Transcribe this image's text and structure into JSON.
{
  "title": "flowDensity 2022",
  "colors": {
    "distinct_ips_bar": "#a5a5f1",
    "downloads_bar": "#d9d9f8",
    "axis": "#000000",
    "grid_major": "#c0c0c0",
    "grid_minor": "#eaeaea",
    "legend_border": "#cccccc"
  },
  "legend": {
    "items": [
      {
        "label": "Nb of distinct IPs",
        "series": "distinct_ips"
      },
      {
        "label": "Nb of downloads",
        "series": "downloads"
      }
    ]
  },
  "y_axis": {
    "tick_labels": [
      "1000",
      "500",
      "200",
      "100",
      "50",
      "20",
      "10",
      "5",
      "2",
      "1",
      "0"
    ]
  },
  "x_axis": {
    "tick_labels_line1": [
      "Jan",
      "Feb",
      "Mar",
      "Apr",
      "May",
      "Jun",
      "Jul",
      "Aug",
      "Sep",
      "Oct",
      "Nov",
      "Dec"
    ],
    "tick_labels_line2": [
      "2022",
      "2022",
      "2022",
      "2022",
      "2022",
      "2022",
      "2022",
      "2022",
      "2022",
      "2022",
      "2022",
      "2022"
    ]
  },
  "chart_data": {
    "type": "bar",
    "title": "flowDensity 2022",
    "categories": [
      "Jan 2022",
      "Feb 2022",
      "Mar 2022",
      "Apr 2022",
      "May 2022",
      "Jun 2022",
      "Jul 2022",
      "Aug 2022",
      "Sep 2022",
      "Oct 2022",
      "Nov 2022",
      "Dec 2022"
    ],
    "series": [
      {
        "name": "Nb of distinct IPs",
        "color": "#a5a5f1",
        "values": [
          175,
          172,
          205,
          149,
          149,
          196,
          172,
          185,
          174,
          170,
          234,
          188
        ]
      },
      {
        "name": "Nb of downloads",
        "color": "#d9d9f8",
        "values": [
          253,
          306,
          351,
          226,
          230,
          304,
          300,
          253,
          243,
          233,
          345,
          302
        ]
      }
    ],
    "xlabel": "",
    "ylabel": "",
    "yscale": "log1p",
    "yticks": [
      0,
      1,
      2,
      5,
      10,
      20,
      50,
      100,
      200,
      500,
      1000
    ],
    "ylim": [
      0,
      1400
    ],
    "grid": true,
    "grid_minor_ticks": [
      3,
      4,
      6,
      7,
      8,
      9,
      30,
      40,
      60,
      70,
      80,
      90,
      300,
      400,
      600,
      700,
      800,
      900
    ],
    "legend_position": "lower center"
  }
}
※
● **WHAT IS REQUIRED**: Search the lines for "title". Copy each line that has it.

● **REPLY**:
  "title": "flowDensity 2022",
    "title": "flowDensity 2022",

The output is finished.